● Supplied entries
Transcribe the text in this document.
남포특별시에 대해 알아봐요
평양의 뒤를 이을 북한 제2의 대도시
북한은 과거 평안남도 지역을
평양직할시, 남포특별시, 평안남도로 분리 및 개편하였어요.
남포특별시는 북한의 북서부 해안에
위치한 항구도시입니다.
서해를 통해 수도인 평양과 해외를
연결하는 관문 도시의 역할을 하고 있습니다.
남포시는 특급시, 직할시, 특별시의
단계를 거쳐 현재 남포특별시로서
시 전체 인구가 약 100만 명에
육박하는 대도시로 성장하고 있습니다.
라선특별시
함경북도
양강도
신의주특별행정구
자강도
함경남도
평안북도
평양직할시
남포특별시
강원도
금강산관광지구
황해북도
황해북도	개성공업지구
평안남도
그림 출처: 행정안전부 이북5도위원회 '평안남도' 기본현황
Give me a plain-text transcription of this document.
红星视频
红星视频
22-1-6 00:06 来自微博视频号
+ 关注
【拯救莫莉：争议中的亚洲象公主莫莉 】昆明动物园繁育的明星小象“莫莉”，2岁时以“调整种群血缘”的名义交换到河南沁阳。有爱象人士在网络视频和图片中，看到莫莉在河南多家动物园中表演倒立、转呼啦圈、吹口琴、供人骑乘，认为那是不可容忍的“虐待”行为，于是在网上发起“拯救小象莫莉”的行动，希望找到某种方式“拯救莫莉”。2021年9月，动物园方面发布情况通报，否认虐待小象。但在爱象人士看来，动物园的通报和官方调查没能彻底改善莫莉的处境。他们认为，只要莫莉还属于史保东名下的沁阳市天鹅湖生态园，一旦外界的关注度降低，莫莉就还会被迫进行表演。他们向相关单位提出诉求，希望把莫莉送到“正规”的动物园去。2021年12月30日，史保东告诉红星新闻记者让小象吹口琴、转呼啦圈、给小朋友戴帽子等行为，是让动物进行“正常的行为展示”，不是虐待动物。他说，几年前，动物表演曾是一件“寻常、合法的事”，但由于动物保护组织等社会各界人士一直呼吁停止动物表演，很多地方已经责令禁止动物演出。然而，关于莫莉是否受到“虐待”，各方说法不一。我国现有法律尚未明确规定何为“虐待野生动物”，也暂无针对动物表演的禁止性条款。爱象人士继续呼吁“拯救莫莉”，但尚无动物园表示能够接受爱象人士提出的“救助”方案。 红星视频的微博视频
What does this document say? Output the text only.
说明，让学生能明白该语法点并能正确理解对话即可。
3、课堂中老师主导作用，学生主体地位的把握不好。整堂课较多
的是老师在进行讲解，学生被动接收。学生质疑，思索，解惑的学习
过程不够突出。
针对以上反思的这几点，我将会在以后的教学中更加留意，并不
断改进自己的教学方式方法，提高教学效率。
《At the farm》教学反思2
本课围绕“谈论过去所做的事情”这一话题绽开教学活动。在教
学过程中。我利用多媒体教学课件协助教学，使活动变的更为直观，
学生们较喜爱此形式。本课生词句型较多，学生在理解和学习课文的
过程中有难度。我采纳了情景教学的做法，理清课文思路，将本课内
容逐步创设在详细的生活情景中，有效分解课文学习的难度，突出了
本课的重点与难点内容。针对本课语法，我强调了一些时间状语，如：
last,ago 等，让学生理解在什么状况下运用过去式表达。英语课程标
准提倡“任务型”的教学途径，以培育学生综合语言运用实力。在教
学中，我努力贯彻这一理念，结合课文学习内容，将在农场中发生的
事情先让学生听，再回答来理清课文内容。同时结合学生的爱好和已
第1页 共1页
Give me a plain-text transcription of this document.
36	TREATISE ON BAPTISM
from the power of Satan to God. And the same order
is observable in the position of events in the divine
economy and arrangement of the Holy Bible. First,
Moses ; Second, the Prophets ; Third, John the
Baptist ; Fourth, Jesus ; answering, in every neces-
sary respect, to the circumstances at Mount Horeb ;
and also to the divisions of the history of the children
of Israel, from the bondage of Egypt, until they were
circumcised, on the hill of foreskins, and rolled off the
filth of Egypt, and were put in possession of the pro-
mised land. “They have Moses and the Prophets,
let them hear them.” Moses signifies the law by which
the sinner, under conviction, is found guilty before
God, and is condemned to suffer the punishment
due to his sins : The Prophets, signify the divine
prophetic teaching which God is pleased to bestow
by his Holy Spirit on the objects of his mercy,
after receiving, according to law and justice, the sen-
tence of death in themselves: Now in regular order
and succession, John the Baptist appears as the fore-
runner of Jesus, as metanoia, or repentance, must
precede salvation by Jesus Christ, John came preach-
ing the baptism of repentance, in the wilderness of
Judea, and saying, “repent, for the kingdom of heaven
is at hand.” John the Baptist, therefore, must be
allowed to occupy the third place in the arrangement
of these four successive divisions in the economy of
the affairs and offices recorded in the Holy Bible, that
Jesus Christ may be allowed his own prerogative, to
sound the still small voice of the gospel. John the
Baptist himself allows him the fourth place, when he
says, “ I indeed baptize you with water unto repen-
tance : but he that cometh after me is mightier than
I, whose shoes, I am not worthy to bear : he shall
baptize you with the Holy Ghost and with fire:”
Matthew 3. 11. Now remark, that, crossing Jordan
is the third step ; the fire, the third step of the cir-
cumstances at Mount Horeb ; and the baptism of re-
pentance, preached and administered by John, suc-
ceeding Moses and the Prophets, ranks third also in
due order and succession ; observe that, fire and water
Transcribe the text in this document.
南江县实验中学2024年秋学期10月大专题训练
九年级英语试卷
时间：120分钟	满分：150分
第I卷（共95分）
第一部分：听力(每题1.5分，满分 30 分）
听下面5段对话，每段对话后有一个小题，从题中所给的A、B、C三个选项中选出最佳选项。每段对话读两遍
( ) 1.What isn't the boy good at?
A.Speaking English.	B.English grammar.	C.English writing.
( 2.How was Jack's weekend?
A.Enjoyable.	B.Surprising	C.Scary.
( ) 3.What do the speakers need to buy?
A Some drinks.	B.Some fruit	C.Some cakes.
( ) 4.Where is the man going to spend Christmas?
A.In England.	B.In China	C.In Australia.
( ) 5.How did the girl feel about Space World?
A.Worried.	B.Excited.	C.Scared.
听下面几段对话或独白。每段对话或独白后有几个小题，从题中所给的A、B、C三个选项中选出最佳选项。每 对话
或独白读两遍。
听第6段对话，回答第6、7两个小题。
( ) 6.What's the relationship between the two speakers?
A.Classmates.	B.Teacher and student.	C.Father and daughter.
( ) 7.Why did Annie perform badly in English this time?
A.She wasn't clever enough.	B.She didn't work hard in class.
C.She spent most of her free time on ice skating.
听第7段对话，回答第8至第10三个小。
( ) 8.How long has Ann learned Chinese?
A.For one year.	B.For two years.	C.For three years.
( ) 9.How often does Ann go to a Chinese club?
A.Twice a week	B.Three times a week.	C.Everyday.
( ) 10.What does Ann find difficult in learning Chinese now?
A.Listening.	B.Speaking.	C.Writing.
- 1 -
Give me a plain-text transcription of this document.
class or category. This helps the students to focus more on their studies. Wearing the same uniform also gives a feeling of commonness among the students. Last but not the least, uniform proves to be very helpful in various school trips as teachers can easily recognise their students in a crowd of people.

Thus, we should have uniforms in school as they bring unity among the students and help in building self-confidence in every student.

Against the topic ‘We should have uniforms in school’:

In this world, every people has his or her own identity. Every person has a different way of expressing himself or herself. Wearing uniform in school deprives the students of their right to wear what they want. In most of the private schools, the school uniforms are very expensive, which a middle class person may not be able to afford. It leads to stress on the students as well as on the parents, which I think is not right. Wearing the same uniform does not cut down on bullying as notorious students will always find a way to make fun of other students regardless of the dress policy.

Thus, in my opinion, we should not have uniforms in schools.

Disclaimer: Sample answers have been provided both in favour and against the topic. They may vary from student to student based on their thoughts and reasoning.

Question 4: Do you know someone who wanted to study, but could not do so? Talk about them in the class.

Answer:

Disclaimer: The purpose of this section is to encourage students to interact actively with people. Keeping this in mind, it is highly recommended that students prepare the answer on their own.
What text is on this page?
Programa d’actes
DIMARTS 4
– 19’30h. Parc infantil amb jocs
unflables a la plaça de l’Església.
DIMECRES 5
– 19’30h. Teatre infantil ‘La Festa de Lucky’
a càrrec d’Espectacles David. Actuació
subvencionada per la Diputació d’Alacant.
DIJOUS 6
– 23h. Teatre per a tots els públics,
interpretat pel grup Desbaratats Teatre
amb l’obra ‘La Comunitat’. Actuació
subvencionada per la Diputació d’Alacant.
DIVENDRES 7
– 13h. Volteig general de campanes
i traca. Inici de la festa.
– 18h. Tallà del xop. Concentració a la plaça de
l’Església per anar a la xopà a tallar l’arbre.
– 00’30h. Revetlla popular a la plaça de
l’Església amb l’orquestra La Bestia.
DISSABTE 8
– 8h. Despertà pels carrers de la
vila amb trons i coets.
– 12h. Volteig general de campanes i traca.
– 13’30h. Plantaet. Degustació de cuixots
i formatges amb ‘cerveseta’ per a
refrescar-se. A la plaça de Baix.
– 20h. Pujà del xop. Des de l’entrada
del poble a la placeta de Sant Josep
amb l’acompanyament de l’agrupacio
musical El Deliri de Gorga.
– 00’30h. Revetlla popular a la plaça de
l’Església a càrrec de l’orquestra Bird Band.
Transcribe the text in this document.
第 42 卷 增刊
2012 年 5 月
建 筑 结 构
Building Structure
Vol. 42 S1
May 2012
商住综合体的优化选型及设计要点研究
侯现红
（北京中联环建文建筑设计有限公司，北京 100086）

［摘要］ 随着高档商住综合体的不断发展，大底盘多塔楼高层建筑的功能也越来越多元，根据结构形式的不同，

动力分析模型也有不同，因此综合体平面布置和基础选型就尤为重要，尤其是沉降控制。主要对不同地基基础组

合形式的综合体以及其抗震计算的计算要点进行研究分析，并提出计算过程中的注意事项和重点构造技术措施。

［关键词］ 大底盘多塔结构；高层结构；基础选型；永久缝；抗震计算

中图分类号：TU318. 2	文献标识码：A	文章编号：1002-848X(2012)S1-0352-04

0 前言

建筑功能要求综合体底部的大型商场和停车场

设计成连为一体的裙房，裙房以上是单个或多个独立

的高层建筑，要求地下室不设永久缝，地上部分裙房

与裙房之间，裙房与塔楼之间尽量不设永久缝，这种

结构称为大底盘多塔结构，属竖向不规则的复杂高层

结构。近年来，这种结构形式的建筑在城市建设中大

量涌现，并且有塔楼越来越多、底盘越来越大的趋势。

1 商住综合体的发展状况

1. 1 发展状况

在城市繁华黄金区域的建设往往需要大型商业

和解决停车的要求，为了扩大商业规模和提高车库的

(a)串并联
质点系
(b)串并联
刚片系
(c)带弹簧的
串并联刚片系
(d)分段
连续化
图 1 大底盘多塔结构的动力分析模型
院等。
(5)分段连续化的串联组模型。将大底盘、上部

● What to do
Return every line above in which the string "that" occurs.

● Answer to the exercise
the affairs and offices recorded in the Holy Bible, that
tance : but he that cometh after me is mightier than
Matthew 3. 11. Now remark, that, crossing Jordan
due order and succession ; observe that, fire and water
Disclaimer: The purpose of this section is to encourage students to interact actively with people. Keeping this in mind, it is highly recommended that students prepare the answer on their own.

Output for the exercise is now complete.